Records.
********************

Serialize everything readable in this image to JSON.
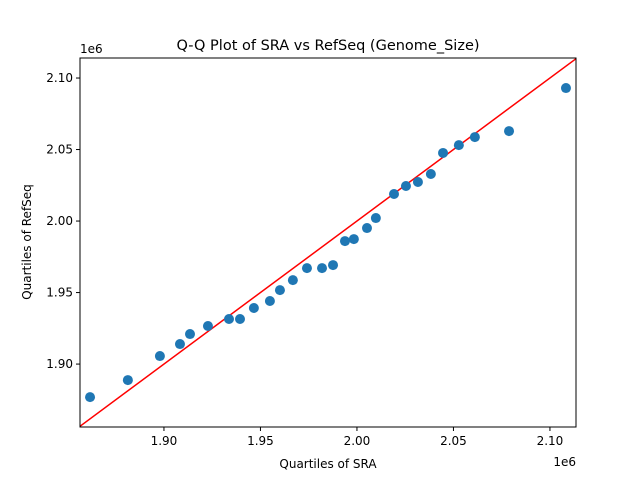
{
  "chart_data": {
    "type": "scatter",
    "title": "Q-Q Plot of SRA vs RefSeq (Genome_Size)",
    "xlabel": "Quartiles of SRA",
    "ylabel": "Quartiles of RefSeq",
    "x_offset_label": "1e6",
    "y_offset_label": "1e6",
    "xlim": [
      1.8565,
      2.1135
    ],
    "ylim": [
      1.856,
      2.114
    ],
    "xticks": [
      1.9,
      1.95,
      2.0,
      2.05,
      2.1
    ],
    "xtick_labels": [
      "1.90",
      "1.95",
      "2.00",
      "2.05",
      "2.10"
    ],
    "yticks": [
      1.9,
      1.95,
      2.0,
      2.05,
      2.1
    ],
    "ytick_labels": [
      "1.90",
      "1.95",
      "2.00",
      "2.05",
      "2.10"
    ],
    "grid": false,
    "point_color": "#1f77b4",
    "reference_line": {
      "slope": 1,
      "intercept": 0,
      "color": "#ff0000"
    },
    "x": [
      1.8617,
      1.8813,
      1.8979,
      1.9083,
      1.9135,
      1.9228,
      1.9337,
      1.9394,
      1.9466,
      1.9549,
      1.9601,
      1.9668,
      1.9741,
      1.9819,
      1.9876,
      1.9938,
      1.9984,
      2.0052,
      2.0098,
      2.0192,
      2.0254,
      2.0316,
      2.0383,
      2.0446,
      2.0528,
      2.0611,
      2.0788,
      2.1083
    ],
    "y": [
      1.8769,
      1.8888,
      1.9056,
      1.914,
      1.921,
      1.9266,
      1.9315,
      1.9315,
      1.9392,
      1.9441,
      1.9517,
      1.9587,
      1.9671,
      1.9671,
      1.9692,
      1.986,
      1.9874,
      1.9951,
      2.0021,
      2.0189,
      2.0245,
      2.0273,
      2.0329,
      2.0476,
      2.0531,
      2.0587,
      2.0629,
      2.093
    ]
  }
}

********************

Work instructions. Each line above that includes the word "Quartiles" is to be copied.

Written response.
    "xlabel": "Quartiles of SRA",
    "ylabel": "Quartiles of RefSeq",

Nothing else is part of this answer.